* TASK INSTRUCTIONS: Transcribe the listing verbatim. Do not carry over any pictures.

[Data listing]
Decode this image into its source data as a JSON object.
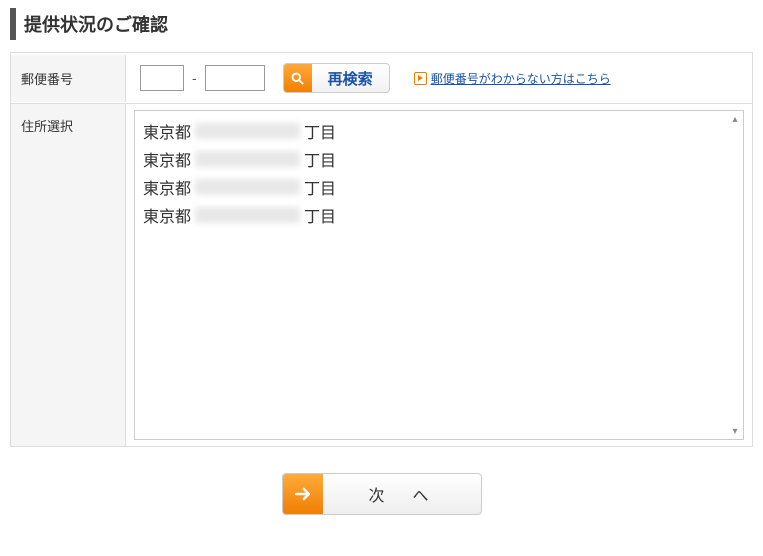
{
  "title": "提供状況のご確認",
  "postal": {
    "label": "郵便番号",
    "value1": "",
    "value2": "",
    "dash": "-",
    "search_label": "再検索",
    "help_link": "郵便番号がわからない方はこちら"
  },
  "address": {
    "label": "住所選択",
    "items": [
      {
        "prefix": "東京都",
        "suffix": "丁目"
      },
      {
        "prefix": "東京都",
        "suffix": "丁目"
      },
      {
        "prefix": "東京都",
        "suffix": "丁目"
      },
      {
        "prefix": "東京都",
        "suffix": "丁目"
      }
    ]
  },
  "next_label": "次　へ"
}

* SOLUTION:
Decode this image into its source data as a JSON object.
{
  "title": "提供状況のご確認",
  "postal": {
    "label": "郵便番号",
    "value1": "",
    "value2": "",
    "dash": "-",
    "search_label": "再検索",
    "help_link": "郵便番号がわからない方はこちら"
  },
  "address": {
    "label": "住所選択",
    "items": [
      {
        "prefix": "東京都",
        "suffix": "丁目"
      },
      {
        "prefix": "東京都",
        "suffix": "丁目"
      },
      {
        "prefix": "東京都",
        "suffix": "丁目"
      },
      {
        "prefix": "東京都",
        "suffix": "丁目"
      }
    ]
  },
  "next_label": "次　へ"
}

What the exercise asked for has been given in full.